--- Stated task ---
What is the number of lines containing the string "blue"? Answer with the number only.

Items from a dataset
################
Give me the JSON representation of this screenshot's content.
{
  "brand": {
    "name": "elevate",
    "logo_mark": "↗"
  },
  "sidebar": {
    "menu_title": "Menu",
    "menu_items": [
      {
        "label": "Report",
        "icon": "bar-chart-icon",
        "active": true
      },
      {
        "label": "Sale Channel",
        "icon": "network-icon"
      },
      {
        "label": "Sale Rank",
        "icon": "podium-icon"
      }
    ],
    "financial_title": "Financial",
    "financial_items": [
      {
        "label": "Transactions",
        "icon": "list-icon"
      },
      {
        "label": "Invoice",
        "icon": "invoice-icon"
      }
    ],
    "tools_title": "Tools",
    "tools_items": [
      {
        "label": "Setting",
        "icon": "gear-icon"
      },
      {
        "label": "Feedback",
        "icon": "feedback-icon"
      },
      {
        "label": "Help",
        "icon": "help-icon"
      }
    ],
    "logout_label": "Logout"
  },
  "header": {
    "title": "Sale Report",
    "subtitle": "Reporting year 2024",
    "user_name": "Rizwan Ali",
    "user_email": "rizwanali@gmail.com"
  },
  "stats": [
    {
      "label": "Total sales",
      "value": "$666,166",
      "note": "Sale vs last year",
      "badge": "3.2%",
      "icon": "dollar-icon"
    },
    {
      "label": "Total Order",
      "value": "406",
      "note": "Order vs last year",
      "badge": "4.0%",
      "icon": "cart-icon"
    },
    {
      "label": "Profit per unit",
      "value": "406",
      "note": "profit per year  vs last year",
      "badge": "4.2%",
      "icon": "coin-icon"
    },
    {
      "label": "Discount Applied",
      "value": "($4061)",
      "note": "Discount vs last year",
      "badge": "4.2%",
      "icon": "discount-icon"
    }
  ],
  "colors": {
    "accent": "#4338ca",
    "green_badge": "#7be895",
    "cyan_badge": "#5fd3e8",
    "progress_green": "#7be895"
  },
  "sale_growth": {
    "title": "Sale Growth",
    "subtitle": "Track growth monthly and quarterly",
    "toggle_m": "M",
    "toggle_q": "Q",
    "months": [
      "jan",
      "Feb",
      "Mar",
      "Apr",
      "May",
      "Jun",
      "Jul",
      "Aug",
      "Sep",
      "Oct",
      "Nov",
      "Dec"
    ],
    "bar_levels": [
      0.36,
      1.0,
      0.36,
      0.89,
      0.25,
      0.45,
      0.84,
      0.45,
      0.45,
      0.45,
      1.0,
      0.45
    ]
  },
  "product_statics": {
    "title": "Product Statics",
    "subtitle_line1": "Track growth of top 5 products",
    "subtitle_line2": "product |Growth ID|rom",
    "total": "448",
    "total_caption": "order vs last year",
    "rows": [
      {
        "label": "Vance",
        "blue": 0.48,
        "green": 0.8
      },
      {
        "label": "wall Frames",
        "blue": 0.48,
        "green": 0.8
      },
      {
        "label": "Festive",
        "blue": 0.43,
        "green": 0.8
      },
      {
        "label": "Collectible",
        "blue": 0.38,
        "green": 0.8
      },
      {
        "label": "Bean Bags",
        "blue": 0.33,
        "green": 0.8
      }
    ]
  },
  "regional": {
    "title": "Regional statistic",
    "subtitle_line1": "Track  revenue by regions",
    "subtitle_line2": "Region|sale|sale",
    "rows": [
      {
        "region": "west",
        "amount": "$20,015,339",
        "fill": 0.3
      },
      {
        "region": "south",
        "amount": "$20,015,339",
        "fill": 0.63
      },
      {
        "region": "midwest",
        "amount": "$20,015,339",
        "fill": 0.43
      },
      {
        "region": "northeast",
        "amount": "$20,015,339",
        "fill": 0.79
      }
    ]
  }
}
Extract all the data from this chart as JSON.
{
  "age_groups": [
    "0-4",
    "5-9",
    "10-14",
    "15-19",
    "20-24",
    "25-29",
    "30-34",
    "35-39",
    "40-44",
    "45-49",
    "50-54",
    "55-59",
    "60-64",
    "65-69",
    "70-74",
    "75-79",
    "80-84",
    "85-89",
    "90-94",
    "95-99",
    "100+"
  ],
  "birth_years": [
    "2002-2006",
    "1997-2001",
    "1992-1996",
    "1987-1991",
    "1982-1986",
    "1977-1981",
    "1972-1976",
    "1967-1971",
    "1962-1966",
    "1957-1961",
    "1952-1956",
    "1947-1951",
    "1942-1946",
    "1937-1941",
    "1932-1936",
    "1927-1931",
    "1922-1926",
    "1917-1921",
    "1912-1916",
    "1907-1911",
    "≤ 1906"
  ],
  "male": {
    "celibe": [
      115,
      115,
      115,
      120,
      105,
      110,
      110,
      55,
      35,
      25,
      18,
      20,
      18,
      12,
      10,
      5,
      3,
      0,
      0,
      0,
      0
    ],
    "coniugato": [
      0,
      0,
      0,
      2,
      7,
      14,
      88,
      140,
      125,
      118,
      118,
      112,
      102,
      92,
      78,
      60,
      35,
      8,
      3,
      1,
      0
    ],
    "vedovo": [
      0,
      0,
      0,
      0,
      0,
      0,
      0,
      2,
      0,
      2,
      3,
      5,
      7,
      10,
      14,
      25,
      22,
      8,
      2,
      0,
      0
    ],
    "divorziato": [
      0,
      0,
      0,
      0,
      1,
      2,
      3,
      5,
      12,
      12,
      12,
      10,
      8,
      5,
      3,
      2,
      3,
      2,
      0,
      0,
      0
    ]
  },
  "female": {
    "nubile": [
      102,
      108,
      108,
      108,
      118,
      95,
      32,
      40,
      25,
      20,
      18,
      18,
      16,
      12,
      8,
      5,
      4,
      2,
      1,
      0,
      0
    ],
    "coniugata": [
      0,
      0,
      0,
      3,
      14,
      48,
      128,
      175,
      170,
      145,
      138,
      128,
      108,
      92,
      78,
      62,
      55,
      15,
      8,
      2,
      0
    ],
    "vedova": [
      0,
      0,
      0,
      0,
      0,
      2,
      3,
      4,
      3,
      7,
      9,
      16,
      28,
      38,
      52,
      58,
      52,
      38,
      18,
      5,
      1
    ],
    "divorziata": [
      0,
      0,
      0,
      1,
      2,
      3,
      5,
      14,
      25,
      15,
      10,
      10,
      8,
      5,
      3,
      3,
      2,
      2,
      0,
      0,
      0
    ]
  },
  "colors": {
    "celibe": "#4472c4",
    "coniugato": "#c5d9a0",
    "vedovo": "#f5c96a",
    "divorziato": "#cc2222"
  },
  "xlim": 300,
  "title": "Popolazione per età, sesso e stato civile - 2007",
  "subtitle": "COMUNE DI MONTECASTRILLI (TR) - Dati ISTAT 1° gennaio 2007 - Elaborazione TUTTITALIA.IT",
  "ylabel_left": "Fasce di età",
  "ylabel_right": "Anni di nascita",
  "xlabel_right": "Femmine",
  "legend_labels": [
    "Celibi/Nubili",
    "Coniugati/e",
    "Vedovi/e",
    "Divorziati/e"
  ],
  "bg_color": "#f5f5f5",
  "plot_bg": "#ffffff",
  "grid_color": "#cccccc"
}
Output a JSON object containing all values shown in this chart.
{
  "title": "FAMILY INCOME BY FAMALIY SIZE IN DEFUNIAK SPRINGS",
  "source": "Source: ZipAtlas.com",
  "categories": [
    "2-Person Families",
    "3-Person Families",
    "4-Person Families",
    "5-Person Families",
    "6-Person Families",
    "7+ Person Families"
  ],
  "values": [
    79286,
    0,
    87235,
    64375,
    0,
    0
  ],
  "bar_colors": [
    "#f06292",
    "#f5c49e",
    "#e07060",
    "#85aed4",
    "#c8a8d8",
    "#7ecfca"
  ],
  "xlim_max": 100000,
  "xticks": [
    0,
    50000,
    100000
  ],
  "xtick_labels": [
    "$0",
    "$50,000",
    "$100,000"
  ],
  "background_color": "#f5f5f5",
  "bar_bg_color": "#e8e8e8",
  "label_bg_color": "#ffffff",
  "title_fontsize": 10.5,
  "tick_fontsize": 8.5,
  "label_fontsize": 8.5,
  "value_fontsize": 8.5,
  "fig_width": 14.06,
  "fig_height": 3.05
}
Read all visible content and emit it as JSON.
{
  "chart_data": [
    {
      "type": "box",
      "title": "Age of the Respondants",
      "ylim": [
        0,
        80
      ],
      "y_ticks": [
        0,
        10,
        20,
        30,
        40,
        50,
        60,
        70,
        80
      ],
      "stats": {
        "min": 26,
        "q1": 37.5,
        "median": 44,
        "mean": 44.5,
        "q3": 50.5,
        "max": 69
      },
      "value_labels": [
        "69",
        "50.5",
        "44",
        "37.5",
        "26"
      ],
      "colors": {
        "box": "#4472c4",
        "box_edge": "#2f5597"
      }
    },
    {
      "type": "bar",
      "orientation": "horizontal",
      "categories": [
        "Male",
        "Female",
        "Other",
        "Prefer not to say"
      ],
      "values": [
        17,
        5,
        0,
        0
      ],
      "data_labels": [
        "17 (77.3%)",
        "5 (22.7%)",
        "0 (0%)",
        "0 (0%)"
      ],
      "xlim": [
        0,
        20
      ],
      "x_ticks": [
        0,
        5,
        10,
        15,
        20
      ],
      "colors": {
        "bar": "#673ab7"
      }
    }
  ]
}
################
--- Answer ---
5